Rows from a dataset

_ _ _ _ _

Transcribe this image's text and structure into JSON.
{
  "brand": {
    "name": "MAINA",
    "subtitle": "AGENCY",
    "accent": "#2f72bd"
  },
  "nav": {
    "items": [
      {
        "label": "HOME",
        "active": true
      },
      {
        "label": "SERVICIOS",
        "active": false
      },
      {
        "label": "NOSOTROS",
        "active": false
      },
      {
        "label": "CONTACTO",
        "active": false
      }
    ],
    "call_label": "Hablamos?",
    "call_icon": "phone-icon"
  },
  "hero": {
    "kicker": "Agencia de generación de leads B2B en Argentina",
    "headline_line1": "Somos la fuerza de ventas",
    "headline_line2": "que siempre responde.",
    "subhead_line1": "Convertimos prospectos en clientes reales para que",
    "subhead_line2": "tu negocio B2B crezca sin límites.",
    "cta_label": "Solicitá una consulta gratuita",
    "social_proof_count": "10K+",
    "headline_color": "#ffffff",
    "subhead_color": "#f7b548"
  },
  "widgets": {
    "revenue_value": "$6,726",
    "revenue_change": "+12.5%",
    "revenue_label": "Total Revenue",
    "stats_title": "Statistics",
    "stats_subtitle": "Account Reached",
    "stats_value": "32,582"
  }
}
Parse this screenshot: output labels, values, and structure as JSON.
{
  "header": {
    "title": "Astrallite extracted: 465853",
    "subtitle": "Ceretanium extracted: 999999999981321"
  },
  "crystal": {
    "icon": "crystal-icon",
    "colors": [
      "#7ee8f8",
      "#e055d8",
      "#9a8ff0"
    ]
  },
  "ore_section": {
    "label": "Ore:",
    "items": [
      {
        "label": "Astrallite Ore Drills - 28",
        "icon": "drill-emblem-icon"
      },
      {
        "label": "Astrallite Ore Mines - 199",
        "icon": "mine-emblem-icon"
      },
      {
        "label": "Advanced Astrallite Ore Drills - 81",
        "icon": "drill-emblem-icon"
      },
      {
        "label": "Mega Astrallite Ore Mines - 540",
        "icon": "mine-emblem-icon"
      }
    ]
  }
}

_ _ _ _ _

Copy out the data shown above without altering anything.

Transcribe this image's text and structure into JSON.
{
  "brand": {
    "name": "MAINA",
    "subtitle": "AGENCY",
    "accent": "#2f72bd"
  },
  "nav": {
    "items": [
      {
        "label": "HOME",
        "active": true
      },
      {
        "label": "SERVICIOS",
        "active": false
      },
      {
        "label": "NOSOTROS",
        "active": false
      },
      {
        "label": "CONTACTO",
        "active": false
      }
    ],
    "call_label": "Hablamos?",
    "call_icon": "phone-icon"
  },
  "hero": {
    "kicker": "Agencia de generación de leads B2B en Argentina",
    "headline_line1": "Somos la fuerza de ventas",
    "headline_line2": "que siempre responde.",
    "subhead_line1": "Convertimos prospectos en clientes reales para que",
    "subhead_line2": "tu negocio B2B crezca sin límites.",
    "cta_label": "Solicitá una consulta gratuita",
    "social_proof_count": "10K+",
    "headline_color": "#ffffff",
    "subhead_color": "#f7b548"
  },
  "widgets": {
    "revenue_value": "$6,726",
    "revenue_change": "+12.5%",
    "revenue_label": "Total Revenue",
    "stats_title": "Statistics",
    "stats_subtitle": "Account Reached",
    "stats_value": "32,582"
  }
}
Parse this screenshot: output labels, values, and structure as JSON.
{
  "header": {
    "title": "Astrallite extracted: 465853",
    "subtitle": "Ceretanium extracted: 999999999981321"
  },
  "crystal": {
    "icon": "crystal-icon",
    "colors": [
      "#7ee8f8",
      "#e055d8",
      "#9a8ff0"
    ]
  },
  "ore_section": {
    "label": "Ore:",
    "items": [
      {
        "label": "Astrallite Ore Drills - 28",
        "icon": "drill-emblem-icon"
      },
      {
        "label": "Astrallite Ore Mines - 199",
        "icon": "mine-emblem-icon"
      },
      {
        "label": "Advanced Astrallite Ore Drills - 81",
        "icon": "drill-emblem-icon"
      },
      {
        "label": "Mega Astrallite Ore Mines - 540",
        "icon": "mine-emblem-icon"
      }
    ]
  }
}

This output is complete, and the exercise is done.